The exercise:
Skip every image and restate the data word for word.

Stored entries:
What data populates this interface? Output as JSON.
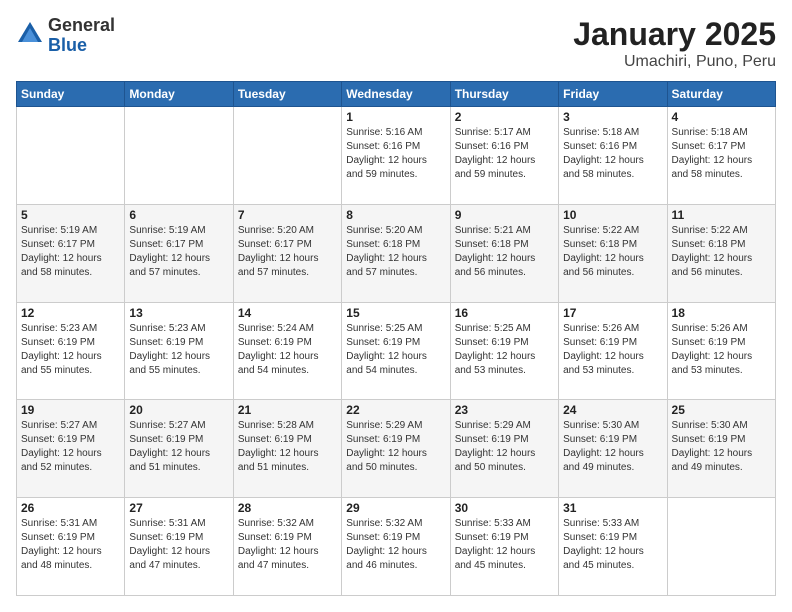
{
  "logo": {
    "general": "General",
    "blue": "Blue"
  },
  "title": "January 2025",
  "subtitle": "Umachiri, Puno, Peru",
  "weekdays": [
    "Sunday",
    "Monday",
    "Tuesday",
    "Wednesday",
    "Thursday",
    "Friday",
    "Saturday"
  ],
  "weeks": [
    [
      {
        "day": "",
        "info": ""
      },
      {
        "day": "",
        "info": ""
      },
      {
        "day": "",
        "info": ""
      },
      {
        "day": "1",
        "info": "Sunrise: 5:16 AM\nSunset: 6:16 PM\nDaylight: 12 hours\nand 59 minutes."
      },
      {
        "day": "2",
        "info": "Sunrise: 5:17 AM\nSunset: 6:16 PM\nDaylight: 12 hours\nand 59 minutes."
      },
      {
        "day": "3",
        "info": "Sunrise: 5:18 AM\nSunset: 6:16 PM\nDaylight: 12 hours\nand 58 minutes."
      },
      {
        "day": "4",
        "info": "Sunrise: 5:18 AM\nSunset: 6:17 PM\nDaylight: 12 hours\nand 58 minutes."
      }
    ],
    [
      {
        "day": "5",
        "info": "Sunrise: 5:19 AM\nSunset: 6:17 PM\nDaylight: 12 hours\nand 58 minutes."
      },
      {
        "day": "6",
        "info": "Sunrise: 5:19 AM\nSunset: 6:17 PM\nDaylight: 12 hours\nand 57 minutes."
      },
      {
        "day": "7",
        "info": "Sunrise: 5:20 AM\nSunset: 6:17 PM\nDaylight: 12 hours\nand 57 minutes."
      },
      {
        "day": "8",
        "info": "Sunrise: 5:20 AM\nSunset: 6:18 PM\nDaylight: 12 hours\nand 57 minutes."
      },
      {
        "day": "9",
        "info": "Sunrise: 5:21 AM\nSunset: 6:18 PM\nDaylight: 12 hours\nand 56 minutes."
      },
      {
        "day": "10",
        "info": "Sunrise: 5:22 AM\nSunset: 6:18 PM\nDaylight: 12 hours\nand 56 minutes."
      },
      {
        "day": "11",
        "info": "Sunrise: 5:22 AM\nSunset: 6:18 PM\nDaylight: 12 hours\nand 56 minutes."
      }
    ],
    [
      {
        "day": "12",
        "info": "Sunrise: 5:23 AM\nSunset: 6:19 PM\nDaylight: 12 hours\nand 55 minutes."
      },
      {
        "day": "13",
        "info": "Sunrise: 5:23 AM\nSunset: 6:19 PM\nDaylight: 12 hours\nand 55 minutes."
      },
      {
        "day": "14",
        "info": "Sunrise: 5:24 AM\nSunset: 6:19 PM\nDaylight: 12 hours\nand 54 minutes."
      },
      {
        "day": "15",
        "info": "Sunrise: 5:25 AM\nSunset: 6:19 PM\nDaylight: 12 hours\nand 54 minutes."
      },
      {
        "day": "16",
        "info": "Sunrise: 5:25 AM\nSunset: 6:19 PM\nDaylight: 12 hours\nand 53 minutes."
      },
      {
        "day": "17",
        "info": "Sunrise: 5:26 AM\nSunset: 6:19 PM\nDaylight: 12 hours\nand 53 minutes."
      },
      {
        "day": "18",
        "info": "Sunrise: 5:26 AM\nSunset: 6:19 PM\nDaylight: 12 hours\nand 53 minutes."
      }
    ],
    [
      {
        "day": "19",
        "info": "Sunrise: 5:27 AM\nSunset: 6:19 PM\nDaylight: 12 hours\nand 52 minutes."
      },
      {
        "day": "20",
        "info": "Sunrise: 5:27 AM\nSunset: 6:19 PM\nDaylight: 12 hours\nand 51 minutes."
      },
      {
        "day": "21",
        "info": "Sunrise: 5:28 AM\nSunset: 6:19 PM\nDaylight: 12 hours\nand 51 minutes."
      },
      {
        "day": "22",
        "info": "Sunrise: 5:29 AM\nSunset: 6:19 PM\nDaylight: 12 hours\nand 50 minutes."
      },
      {
        "day": "23",
        "info": "Sunrise: 5:29 AM\nSunset: 6:19 PM\nDaylight: 12 hours\nand 50 minutes."
      },
      {
        "day": "24",
        "info": "Sunrise: 5:30 AM\nSunset: 6:19 PM\nDaylight: 12 hours\nand 49 minutes."
      },
      {
        "day": "25",
        "info": "Sunrise: 5:30 AM\nSunset: 6:19 PM\nDaylight: 12 hours\nand 49 minutes."
      }
    ],
    [
      {
        "day": "26",
        "info": "Sunrise: 5:31 AM\nSunset: 6:19 PM\nDaylight: 12 hours\nand 48 minutes."
      },
      {
        "day": "27",
        "info": "Sunrise: 5:31 AM\nSunset: 6:19 PM\nDaylight: 12 hours\nand 47 minutes."
      },
      {
        "day": "28",
        "info": "Sunrise: 5:32 AM\nSunset: 6:19 PM\nDaylight: 12 hours\nand 47 minutes."
      },
      {
        "day": "29",
        "info": "Sunrise: 5:32 AM\nSunset: 6:19 PM\nDaylight: 12 hours\nand 46 minutes."
      },
      {
        "day": "30",
        "info": "Sunrise: 5:33 AM\nSunset: 6:19 PM\nDaylight: 12 hours\nand 45 minutes."
      },
      {
        "day": "31",
        "info": "Sunrise: 5:33 AM\nSunset: 6:19 PM\nDaylight: 12 hours\nand 45 minutes."
      },
      {
        "day": "",
        "info": ""
      }
    ]
  ]
}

The response:
What data populates this interface? Output as JSON.
{
  "logo": {
    "general": "General",
    "blue": "Blue"
  },
  "title": "January 2025",
  "subtitle": "Umachiri, Puno, Peru",
  "weekdays": [
    "Sunday",
    "Monday",
    "Tuesday",
    "Wednesday",
    "Thursday",
    "Friday",
    "Saturday"
  ],
  "weeks": [
    [
      {
        "day": "",
        "info": ""
      },
      {
        "day": "",
        "info": ""
      },
      {
        "day": "",
        "info": ""
      },
      {
        "day": "1",
        "info": "Sunrise: 5:16 AM\nSunset: 6:16 PM\nDaylight: 12 hours\nand 59 minutes."
      },
      {
        "day": "2",
        "info": "Sunrise: 5:17 AM\nSunset: 6:16 PM\nDaylight: 12 hours\nand 59 minutes."
      },
      {
        "day": "3",
        "info": "Sunrise: 5:18 AM\nSunset: 6:16 PM\nDaylight: 12 hours\nand 58 minutes."
      },
      {
        "day": "4",
        "info": "Sunrise: 5:18 AM\nSunset: 6:17 PM\nDaylight: 12 hours\nand 58 minutes."
      }
    ],
    [
      {
        "day": "5",
        "info": "Sunrise: 5:19 AM\nSunset: 6:17 PM\nDaylight: 12 hours\nand 58 minutes."
      },
      {
        "day": "6",
        "info": "Sunrise: 5:19 AM\nSunset: 6:17 PM\nDaylight: 12 hours\nand 57 minutes."
      },
      {
        "day": "7",
        "info": "Sunrise: 5:20 AM\nSunset: 6:17 PM\nDaylight: 12 hours\nand 57 minutes."
      },
      {
        "day": "8",
        "info": "Sunrise: 5:20 AM\nSunset: 6:18 PM\nDaylight: 12 hours\nand 57 minutes."
      },
      {
        "day": "9",
        "info": "Sunrise: 5:21 AM\nSunset: 6:18 PM\nDaylight: 12 hours\nand 56 minutes."
      },
      {
        "day": "10",
        "info": "Sunrise: 5:22 AM\nSunset: 6:18 PM\nDaylight: 12 hours\nand 56 minutes."
      },
      {
        "day": "11",
        "info": "Sunrise: 5:22 AM\nSunset: 6:18 PM\nDaylight: 12 hours\nand 56 minutes."
      }
    ],
    [
      {
        "day": "12",
        "info": "Sunrise: 5:23 AM\nSunset: 6:19 PM\nDaylight: 12 hours\nand 55 minutes."
      },
      {
        "day": "13",
        "info": "Sunrise: 5:23 AM\nSunset: 6:19 PM\nDaylight: 12 hours\nand 55 minutes."
      },
      {
        "day": "14",
        "info": "Sunrise: 5:24 AM\nSunset: 6:19 PM\nDaylight: 12 hours\nand 54 minutes."
      },
      {
        "day": "15",
        "info": "Sunrise: 5:25 AM\nSunset: 6:19 PM\nDaylight: 12 hours\nand 54 minutes."
      },
      {
        "day": "16",
        "info": "Sunrise: 5:25 AM\nSunset: 6:19 PM\nDaylight: 12 hours\nand 53 minutes."
      },
      {
        "day": "17",
        "info": "Sunrise: 5:26 AM\nSunset: 6:19 PM\nDaylight: 12 hours\nand 53 minutes."
      },
      {
        "day": "18",
        "info": "Sunrise: 5:26 AM\nSunset: 6:19 PM\nDaylight: 12 hours\nand 53 minutes."
      }
    ],
    [
      {
        "day": "19",
        "info": "Sunrise: 5:27 AM\nSunset: 6:19 PM\nDaylight: 12 hours\nand 52 minutes."
      },
      {
        "day": "20",
        "info": "Sunrise: 5:27 AM\nSunset: 6:19 PM\nDaylight: 12 hours\nand 51 minutes."
      },
      {
        "day": "21",
        "info": "Sunrise: 5:28 AM\nSunset: 6:19 PM\nDaylight: 12 hours\nand 51 minutes."
      },
      {
        "day": "22",
        "info": "Sunrise: 5:29 AM\nSunset: 6:19 PM\nDaylight: 12 hours\nand 50 minutes."
      },
      {
        "day": "23",
        "info": "Sunrise: 5:29 AM\nSunset: 6:19 PM\nDaylight: 12 hours\nand 50 minutes."
      },
      {
        "day": "24",
        "info": "Sunrise: 5:30 AM\nSunset: 6:19 PM\nDaylight: 12 hours\nand 49 minutes."
      },
      {
        "day": "25",
        "info": "Sunrise: 5:30 AM\nSunset: 6:19 PM\nDaylight: 12 hours\nand 49 minutes."
      }
    ],
    [
      {
        "day": "26",
        "info": "Sunrise: 5:31 AM\nSunset: 6:19 PM\nDaylight: 12 hours\nand 48 minutes."
      },
      {
        "day": "27",
        "info": "Sunrise: 5:31 AM\nSunset: 6:19 PM\nDaylight: 12 hours\nand 47 minutes."
      },
      {
        "day": "28",
        "info": "Sunrise: 5:32 AM\nSunset: 6:19 PM\nDaylight: 12 hours\nand 47 minutes."
      },
      {
        "day": "29",
        "info": "Sunrise: 5:32 AM\nSunset: 6:19 PM\nDaylight: 12 hours\nand 46 minutes."
      },
      {
        "day": "30",
        "info": "Sunrise: 5:33 AM\nSunset: 6:19 PM\nDaylight: 12 hours\nand 45 minutes."
      },
      {
        "day": "31",
        "info": "Sunrise: 5:33 AM\nSunset: 6:19 PM\nDaylight: 12 hours\nand 45 minutes."
      },
      {
        "day": "",
        "info": ""
      }
    ]
  ]
}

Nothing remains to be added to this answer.